**What is required:** Please return every one of the rows below verbatim, but leave the pictures out.

**Supplied records:**
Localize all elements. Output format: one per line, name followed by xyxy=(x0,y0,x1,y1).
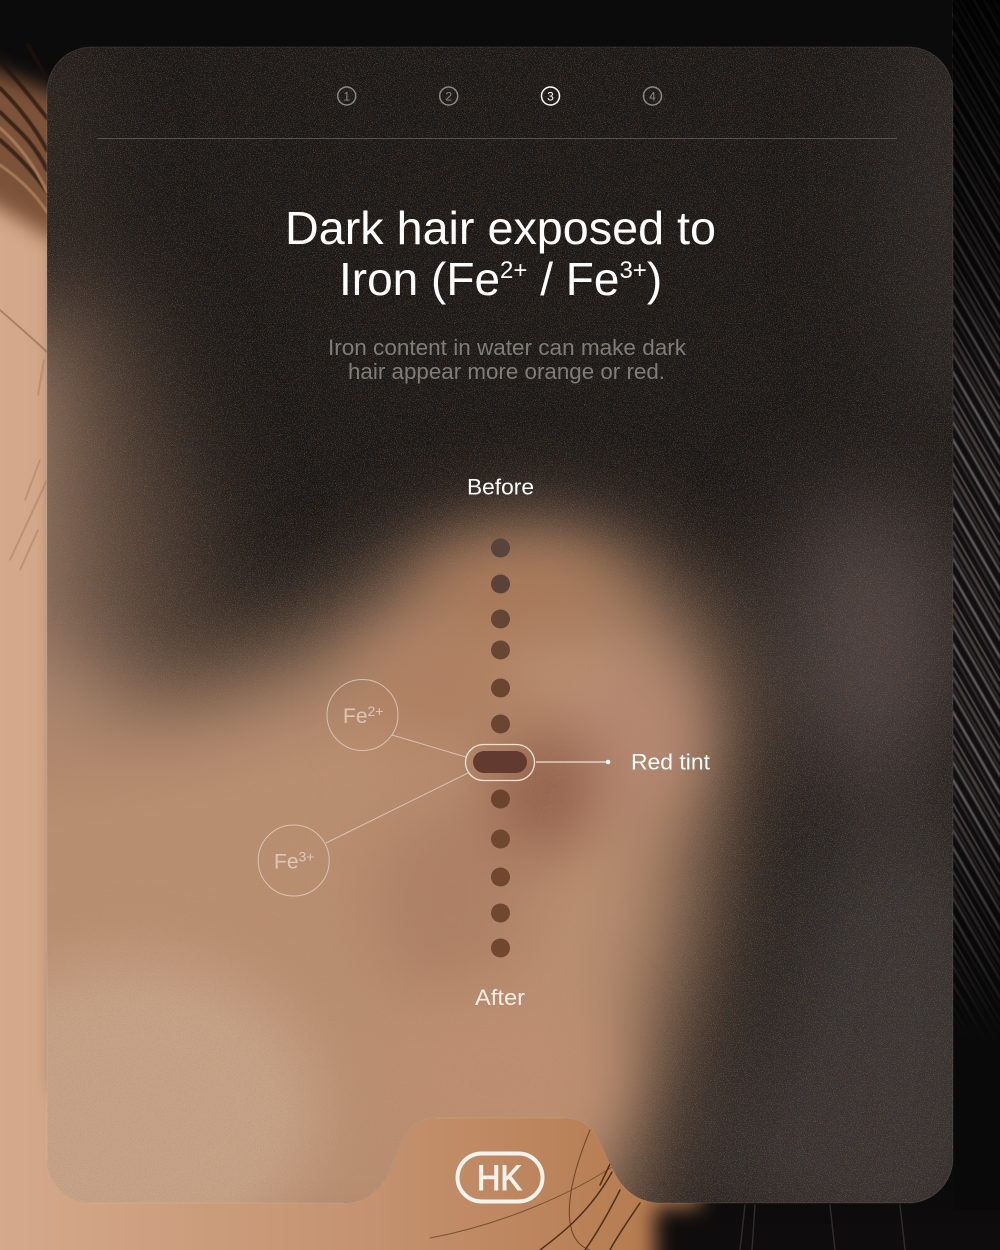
dot timeline xyxy=(491,538,510,958)
step indicator: 4 xyxy=(649,89,656,103)
HK logo: HK xyxy=(477,1159,522,1198)
step indicator xyxy=(338,87,662,105)
label: before: Before xyxy=(467,474,534,500)
connector lines to ions xyxy=(326,735,468,843)
ion Fe3+ xyxy=(258,825,329,896)
step indicator: 2 xyxy=(445,89,452,103)
step 3, active xyxy=(542,87,560,105)
right hair strands xyxy=(953,0,1000,1040)
subtitle: Iron content in water can make dark xyxy=(328,335,687,360)
step 1 xyxy=(338,87,356,105)
title: / Fe xyxy=(527,253,619,305)
title: 3+ xyxy=(619,257,647,284)
title xyxy=(285,202,716,305)
label: after: After xyxy=(475,985,525,1010)
label: red tint: Red tint xyxy=(631,750,710,774)
ion Fe2+: Fe xyxy=(343,705,368,728)
highlighted red tint pill xyxy=(466,744,534,780)
title: Iron (Fe xyxy=(339,253,500,305)
ion Fe3+: Fe xyxy=(274,850,299,874)
step indicator: 3 xyxy=(547,89,554,103)
title: ) xyxy=(647,253,662,305)
ion Fe2+ xyxy=(327,680,398,750)
ion Fe2+: 2+ xyxy=(368,703,383,719)
step 2 xyxy=(440,87,458,105)
HK logo xyxy=(458,1154,542,1202)
red tint leader xyxy=(536,760,610,764)
title: 2+ xyxy=(500,257,527,284)
title: Dark hair exposed to xyxy=(285,202,716,254)
step indicator: 1 xyxy=(343,89,350,103)
subtitle xyxy=(328,335,687,384)
ion Fe3+: 3+ xyxy=(299,848,314,864)
step 4 xyxy=(644,87,662,105)
subtitle: hair appear more orange or red. xyxy=(348,359,665,384)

**Right answer:**
Localize all elements. Output format: one per line, name followed by xyxy=(x0,y0,x1,y1).
dot timeline xyxy=(491,538,510,958)
step indicator: 4 xyxy=(649,89,656,103)
HK logo: HK xyxy=(477,1159,522,1198)
step indicator xyxy=(338,87,662,105)
label: before: Before xyxy=(467,474,534,500)
connector lines to ions xyxy=(326,735,468,843)
ion Fe3+ xyxy=(258,825,329,896)
step indicator: 2 xyxy=(445,89,452,103)
step 3, active xyxy=(542,87,560,105)
right hair strands xyxy=(953,0,1000,1040)
subtitle: Iron content in water can make dark xyxy=(328,335,687,360)
step 1 xyxy=(338,87,356,105)
title: / Fe xyxy=(527,253,619,305)
title: 3+ xyxy=(619,257,647,284)
title xyxy=(285,202,716,305)
label: after: After xyxy=(475,985,525,1010)
label: red tint: Red tint xyxy=(631,750,710,774)
ion Fe2+: Fe xyxy=(343,705,368,728)
highlighted red tint pill xyxy=(466,744,534,780)
title: Iron (Fe xyxy=(339,253,500,305)
ion Fe3+: Fe xyxy=(274,850,299,874)
step indicator: 3 xyxy=(547,89,554,103)
title: ) xyxy=(647,253,662,305)
ion Fe2+ xyxy=(327,680,398,750)
ion Fe2+: 2+ xyxy=(368,703,383,719)
step 2 xyxy=(440,87,458,105)
HK logo xyxy=(458,1154,542,1202)
red tint leader xyxy=(536,760,610,764)
title: 2+ xyxy=(500,257,527,284)
title: Dark hair exposed to xyxy=(285,202,716,254)
step indicator: 1 xyxy=(343,89,350,103)
subtitle xyxy=(328,335,687,384)
ion Fe3+: 3+ xyxy=(299,848,314,864)
step 4 xyxy=(644,87,662,105)
subtitle: hair appear more orange or red. xyxy=(348,359,665,384)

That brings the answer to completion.